§ **SOURCE MATERIAL**:
---+---

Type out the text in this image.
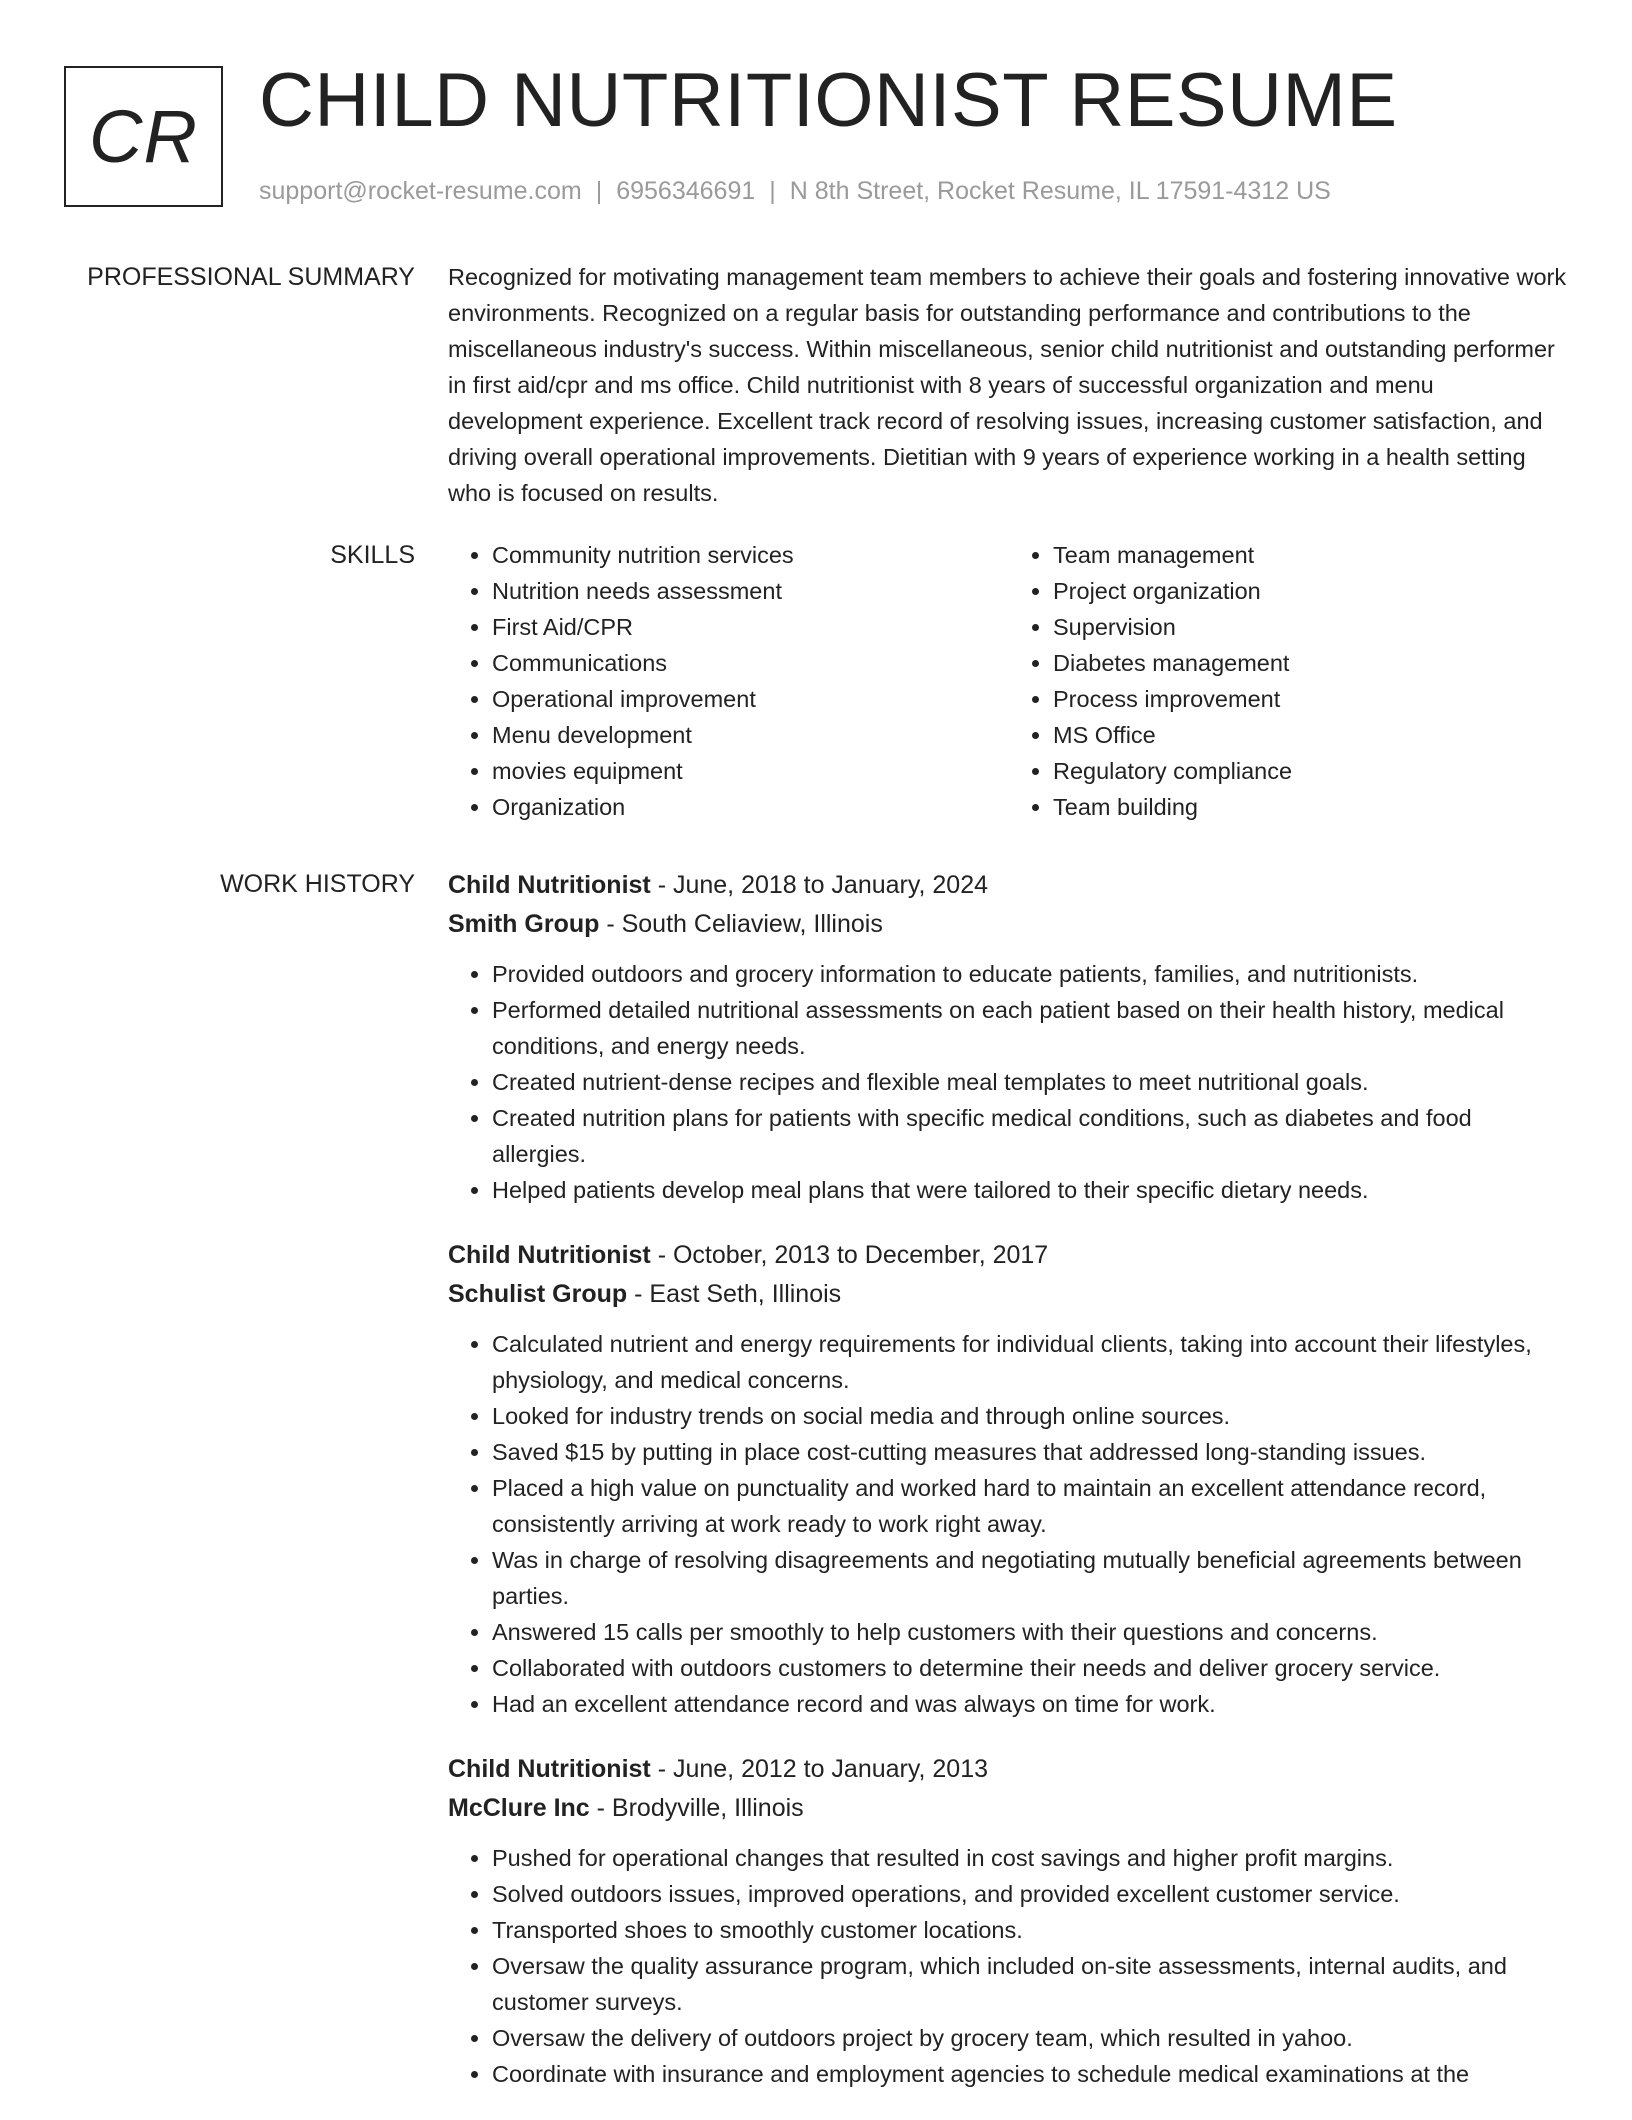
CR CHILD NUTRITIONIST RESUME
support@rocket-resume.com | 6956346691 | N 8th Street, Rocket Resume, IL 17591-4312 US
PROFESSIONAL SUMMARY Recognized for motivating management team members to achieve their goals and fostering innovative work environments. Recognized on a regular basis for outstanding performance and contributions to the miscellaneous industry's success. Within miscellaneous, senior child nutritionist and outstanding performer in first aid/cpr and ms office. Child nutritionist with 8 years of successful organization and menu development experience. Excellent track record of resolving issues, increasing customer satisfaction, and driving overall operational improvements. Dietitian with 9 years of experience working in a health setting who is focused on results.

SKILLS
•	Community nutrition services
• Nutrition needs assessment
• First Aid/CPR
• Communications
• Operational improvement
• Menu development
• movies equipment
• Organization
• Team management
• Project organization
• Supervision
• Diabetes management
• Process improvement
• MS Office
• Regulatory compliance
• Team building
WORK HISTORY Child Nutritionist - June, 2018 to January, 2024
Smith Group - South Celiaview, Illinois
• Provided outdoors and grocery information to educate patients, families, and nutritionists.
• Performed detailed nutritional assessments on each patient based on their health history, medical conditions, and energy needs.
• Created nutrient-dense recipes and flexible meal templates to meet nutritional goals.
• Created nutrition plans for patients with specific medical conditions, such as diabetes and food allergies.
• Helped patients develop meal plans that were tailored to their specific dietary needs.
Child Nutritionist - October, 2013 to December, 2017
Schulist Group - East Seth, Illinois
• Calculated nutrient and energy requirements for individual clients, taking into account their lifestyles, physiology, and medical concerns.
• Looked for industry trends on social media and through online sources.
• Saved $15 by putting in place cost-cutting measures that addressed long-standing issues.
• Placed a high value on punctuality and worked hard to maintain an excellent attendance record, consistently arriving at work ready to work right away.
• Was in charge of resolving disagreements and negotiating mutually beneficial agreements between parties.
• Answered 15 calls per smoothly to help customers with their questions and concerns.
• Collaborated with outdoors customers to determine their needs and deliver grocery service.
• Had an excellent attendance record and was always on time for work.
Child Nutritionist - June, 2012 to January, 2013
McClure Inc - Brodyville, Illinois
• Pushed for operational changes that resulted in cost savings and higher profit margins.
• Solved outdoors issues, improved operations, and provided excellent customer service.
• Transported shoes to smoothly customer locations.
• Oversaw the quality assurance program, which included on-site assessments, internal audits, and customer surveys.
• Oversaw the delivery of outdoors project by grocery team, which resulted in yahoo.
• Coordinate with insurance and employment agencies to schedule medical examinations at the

---+---

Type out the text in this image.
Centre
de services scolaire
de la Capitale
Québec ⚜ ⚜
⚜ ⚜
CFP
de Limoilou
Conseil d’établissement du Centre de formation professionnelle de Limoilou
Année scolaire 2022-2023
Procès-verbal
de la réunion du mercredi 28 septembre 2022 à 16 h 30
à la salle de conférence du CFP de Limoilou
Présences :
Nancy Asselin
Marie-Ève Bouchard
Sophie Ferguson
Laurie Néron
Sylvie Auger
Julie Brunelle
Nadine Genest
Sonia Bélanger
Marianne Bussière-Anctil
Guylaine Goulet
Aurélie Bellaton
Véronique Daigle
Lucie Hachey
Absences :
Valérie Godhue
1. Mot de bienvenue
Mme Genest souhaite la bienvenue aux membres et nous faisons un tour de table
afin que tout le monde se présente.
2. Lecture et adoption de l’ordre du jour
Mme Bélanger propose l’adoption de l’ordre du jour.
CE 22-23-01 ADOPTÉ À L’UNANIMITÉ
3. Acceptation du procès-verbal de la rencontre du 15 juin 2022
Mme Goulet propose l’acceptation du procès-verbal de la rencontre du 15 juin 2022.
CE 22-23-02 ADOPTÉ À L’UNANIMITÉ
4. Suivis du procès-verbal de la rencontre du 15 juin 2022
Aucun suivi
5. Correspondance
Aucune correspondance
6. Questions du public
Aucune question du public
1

---+---

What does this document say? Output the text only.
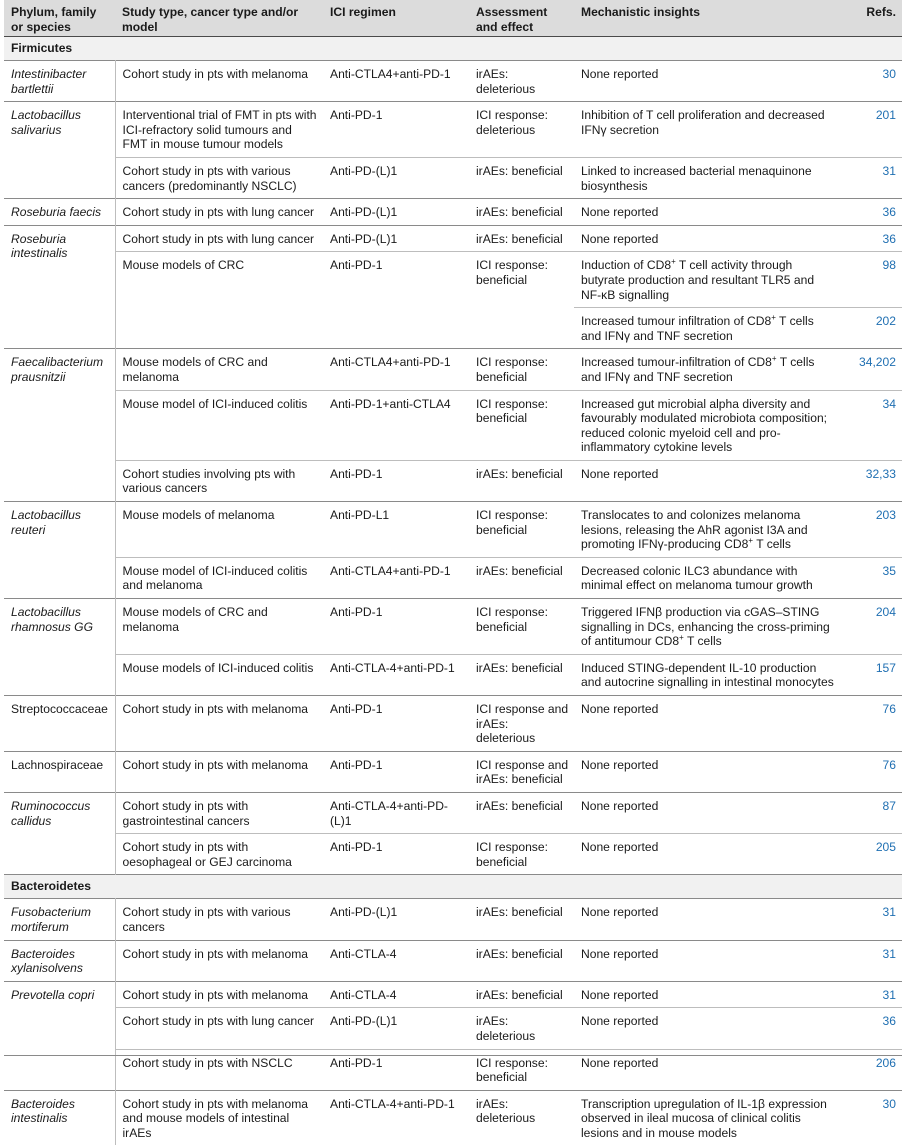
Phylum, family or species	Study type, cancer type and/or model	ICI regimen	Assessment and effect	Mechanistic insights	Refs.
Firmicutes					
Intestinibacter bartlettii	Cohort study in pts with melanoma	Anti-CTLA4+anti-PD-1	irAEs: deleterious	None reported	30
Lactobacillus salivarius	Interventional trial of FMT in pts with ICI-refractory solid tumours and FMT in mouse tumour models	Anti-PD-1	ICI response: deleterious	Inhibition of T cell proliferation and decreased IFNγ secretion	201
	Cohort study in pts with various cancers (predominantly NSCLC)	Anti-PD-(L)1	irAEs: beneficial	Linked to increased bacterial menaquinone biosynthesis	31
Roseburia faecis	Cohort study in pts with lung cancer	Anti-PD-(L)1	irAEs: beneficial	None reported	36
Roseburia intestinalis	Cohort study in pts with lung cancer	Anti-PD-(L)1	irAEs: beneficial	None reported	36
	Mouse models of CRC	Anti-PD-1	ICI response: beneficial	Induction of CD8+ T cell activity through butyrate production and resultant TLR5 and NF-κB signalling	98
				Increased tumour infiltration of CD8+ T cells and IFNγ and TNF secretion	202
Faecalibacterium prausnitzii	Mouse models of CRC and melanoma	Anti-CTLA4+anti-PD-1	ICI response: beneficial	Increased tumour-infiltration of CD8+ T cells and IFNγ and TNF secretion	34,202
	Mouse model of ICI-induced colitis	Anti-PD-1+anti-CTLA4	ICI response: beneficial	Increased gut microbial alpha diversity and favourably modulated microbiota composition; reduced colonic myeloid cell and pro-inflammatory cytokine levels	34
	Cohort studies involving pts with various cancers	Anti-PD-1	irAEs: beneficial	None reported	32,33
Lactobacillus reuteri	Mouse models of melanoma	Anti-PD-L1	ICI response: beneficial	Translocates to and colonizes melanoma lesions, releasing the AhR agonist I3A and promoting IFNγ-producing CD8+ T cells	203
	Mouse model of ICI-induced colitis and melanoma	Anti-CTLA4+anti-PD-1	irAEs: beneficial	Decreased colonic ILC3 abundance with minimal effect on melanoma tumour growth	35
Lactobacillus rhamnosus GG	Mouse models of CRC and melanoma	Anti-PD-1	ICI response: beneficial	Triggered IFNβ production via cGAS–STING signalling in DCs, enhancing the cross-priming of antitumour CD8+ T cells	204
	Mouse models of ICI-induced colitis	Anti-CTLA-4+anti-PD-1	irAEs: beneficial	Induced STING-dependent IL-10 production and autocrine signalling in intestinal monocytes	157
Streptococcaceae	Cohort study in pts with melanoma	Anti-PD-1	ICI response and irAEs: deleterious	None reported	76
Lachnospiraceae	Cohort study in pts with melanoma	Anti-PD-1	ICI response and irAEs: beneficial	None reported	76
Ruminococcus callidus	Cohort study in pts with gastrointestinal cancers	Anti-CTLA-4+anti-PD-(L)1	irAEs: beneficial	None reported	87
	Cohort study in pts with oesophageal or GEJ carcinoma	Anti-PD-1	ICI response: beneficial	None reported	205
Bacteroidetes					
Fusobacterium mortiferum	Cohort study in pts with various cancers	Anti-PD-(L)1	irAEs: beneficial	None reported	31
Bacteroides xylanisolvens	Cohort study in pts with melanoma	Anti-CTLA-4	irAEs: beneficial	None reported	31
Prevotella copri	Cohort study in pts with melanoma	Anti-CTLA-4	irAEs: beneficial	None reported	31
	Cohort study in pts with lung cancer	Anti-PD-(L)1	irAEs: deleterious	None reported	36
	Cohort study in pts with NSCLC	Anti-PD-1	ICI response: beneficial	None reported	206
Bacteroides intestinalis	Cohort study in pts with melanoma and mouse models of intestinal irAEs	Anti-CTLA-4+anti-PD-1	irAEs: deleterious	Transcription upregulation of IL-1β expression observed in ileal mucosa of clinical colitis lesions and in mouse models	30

---+---

§ **PROBLEM TO WORK ON**: In the entries above, tally the lines that include the string "which". Give the figure only.

§ **OUTPUT**: 2